— start SUPPLIED RECORDS —

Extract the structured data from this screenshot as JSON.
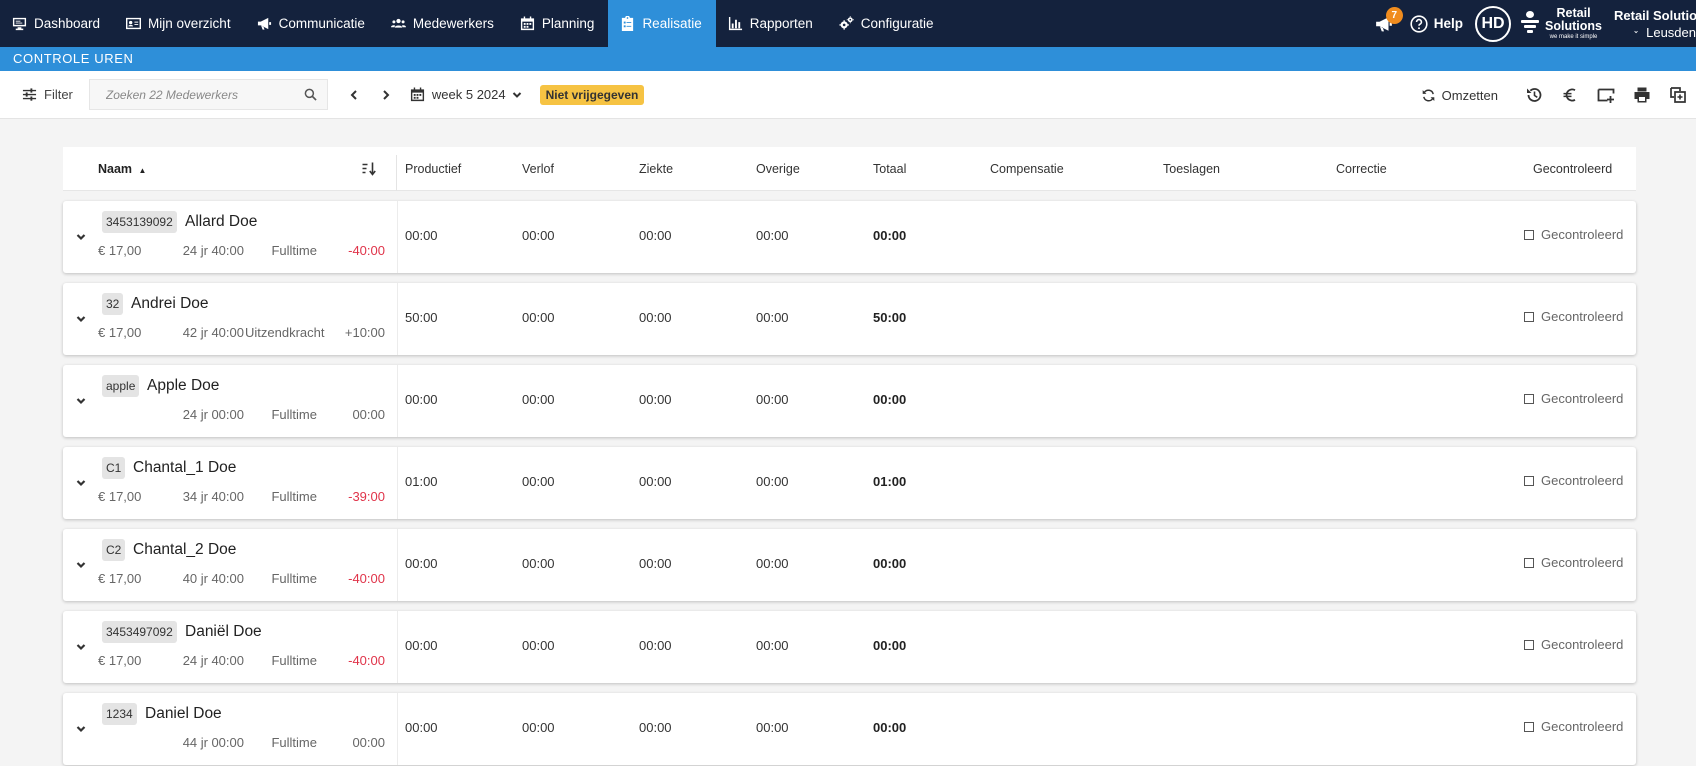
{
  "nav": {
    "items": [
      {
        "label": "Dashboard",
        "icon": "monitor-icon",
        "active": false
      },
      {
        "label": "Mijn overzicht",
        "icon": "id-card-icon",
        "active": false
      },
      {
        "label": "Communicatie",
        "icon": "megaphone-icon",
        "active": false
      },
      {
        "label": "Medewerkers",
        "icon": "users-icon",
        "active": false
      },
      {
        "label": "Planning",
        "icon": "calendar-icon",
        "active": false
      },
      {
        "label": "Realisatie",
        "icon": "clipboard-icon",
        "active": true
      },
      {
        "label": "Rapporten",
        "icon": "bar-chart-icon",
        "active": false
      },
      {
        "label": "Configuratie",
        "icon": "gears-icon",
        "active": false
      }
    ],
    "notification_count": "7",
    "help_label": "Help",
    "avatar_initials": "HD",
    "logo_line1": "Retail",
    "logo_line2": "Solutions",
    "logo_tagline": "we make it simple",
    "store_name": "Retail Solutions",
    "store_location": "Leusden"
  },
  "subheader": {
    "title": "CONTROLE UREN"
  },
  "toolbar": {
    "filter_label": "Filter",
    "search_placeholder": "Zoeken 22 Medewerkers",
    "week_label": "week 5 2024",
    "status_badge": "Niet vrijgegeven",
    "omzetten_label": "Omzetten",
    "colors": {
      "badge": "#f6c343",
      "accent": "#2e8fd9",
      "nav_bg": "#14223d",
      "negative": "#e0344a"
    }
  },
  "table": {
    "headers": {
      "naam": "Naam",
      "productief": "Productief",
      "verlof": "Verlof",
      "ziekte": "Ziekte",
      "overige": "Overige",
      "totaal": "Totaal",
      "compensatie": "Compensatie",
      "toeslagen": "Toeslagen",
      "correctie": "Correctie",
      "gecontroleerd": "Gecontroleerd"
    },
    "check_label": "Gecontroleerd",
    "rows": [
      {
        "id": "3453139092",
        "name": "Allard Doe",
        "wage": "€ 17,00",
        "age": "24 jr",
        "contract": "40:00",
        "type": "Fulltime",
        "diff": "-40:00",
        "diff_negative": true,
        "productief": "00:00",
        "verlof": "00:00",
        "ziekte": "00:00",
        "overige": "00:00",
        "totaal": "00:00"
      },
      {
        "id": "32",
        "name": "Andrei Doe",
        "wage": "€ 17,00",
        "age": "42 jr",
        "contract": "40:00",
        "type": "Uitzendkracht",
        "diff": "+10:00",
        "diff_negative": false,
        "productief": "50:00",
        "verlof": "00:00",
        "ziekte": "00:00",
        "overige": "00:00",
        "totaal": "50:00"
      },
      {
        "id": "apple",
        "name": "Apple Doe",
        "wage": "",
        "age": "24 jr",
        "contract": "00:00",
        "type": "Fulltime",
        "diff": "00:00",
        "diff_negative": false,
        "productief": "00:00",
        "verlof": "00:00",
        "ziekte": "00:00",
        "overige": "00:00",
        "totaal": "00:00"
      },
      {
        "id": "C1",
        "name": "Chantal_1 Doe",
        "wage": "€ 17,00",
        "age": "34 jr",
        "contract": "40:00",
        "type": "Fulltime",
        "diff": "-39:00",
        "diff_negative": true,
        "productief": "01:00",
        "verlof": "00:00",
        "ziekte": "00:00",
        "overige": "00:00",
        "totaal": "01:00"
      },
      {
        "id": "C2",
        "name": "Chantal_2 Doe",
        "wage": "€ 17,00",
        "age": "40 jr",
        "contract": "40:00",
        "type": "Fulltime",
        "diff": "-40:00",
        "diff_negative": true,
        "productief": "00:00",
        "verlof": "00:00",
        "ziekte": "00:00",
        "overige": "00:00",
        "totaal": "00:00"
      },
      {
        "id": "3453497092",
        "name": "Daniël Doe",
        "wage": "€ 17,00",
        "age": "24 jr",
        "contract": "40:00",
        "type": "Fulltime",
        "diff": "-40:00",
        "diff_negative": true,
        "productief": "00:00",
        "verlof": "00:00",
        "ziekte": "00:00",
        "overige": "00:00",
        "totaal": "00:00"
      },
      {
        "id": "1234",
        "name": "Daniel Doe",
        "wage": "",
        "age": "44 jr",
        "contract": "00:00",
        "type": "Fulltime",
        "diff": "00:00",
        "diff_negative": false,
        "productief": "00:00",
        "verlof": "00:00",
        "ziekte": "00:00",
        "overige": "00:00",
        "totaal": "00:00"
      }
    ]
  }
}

— end SUPPLIED RECORDS —
— start SUPPLIED RECORDS —

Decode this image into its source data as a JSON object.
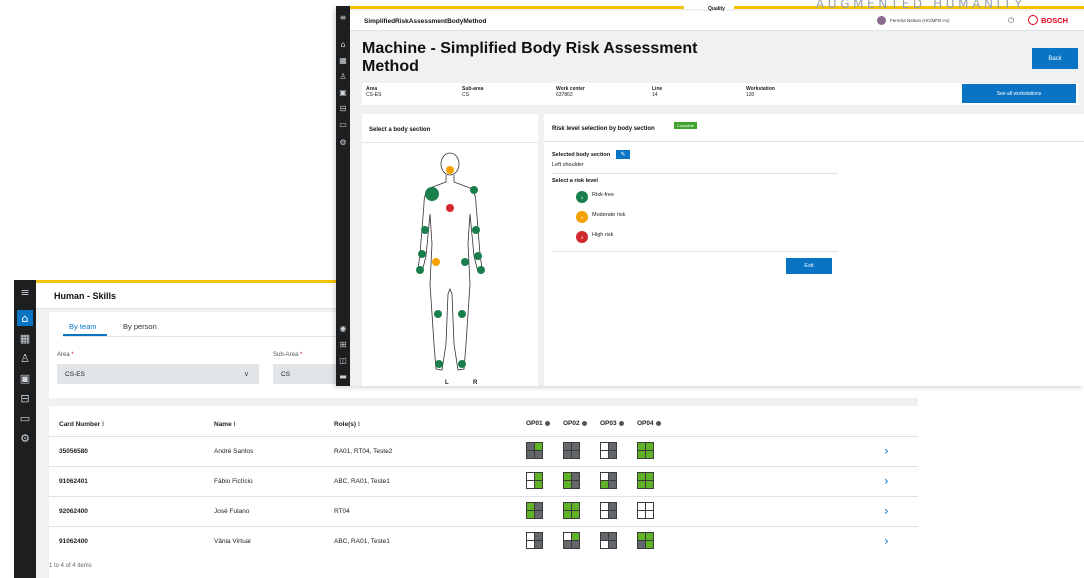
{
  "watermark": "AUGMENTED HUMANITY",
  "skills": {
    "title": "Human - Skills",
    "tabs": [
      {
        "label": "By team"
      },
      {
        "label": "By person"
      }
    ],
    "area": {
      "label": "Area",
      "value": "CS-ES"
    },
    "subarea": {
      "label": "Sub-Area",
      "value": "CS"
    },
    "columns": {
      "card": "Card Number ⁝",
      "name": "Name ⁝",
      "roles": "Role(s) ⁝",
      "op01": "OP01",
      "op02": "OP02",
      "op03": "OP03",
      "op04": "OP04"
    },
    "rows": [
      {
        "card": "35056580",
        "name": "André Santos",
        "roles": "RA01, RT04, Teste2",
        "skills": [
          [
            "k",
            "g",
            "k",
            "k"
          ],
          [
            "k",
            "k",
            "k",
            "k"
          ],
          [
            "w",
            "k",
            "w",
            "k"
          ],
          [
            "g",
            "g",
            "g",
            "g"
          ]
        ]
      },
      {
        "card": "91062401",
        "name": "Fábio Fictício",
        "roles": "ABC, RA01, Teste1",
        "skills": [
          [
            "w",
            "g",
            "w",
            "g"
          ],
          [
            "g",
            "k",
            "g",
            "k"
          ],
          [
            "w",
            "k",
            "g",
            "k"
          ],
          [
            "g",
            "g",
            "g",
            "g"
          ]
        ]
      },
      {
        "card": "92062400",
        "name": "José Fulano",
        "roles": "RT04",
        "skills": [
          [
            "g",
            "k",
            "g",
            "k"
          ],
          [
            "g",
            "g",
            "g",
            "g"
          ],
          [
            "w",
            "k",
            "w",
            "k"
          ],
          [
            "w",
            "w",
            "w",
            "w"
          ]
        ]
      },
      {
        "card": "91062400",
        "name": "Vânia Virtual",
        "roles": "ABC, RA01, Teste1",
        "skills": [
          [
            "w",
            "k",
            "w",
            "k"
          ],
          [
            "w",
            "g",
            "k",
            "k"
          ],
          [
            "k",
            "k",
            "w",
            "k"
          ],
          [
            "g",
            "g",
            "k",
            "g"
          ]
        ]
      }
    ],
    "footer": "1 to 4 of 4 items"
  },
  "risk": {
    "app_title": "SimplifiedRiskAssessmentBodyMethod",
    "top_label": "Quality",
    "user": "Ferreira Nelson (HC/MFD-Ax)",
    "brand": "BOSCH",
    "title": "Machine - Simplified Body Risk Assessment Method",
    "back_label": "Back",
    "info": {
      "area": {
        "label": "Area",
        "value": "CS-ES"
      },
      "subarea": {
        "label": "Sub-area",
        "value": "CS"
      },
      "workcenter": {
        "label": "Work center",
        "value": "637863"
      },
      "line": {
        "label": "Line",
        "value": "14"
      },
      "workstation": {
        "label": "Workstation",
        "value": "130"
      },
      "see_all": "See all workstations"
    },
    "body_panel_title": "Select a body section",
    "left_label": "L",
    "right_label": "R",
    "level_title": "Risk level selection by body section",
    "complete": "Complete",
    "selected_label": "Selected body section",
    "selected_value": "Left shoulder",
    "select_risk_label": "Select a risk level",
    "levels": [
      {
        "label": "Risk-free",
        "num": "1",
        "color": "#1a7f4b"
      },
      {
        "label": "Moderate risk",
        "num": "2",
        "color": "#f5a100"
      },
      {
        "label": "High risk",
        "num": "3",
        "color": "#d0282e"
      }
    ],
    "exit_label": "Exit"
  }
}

— end SUPPLIED RECORDS —

### WHAT IS REQUIRED
Copy every line of the data that holds the string "Retail".

### EXERCISE RESPONSE
    "logo_line1": "Retail",
    "store_name": "Retail Solutions",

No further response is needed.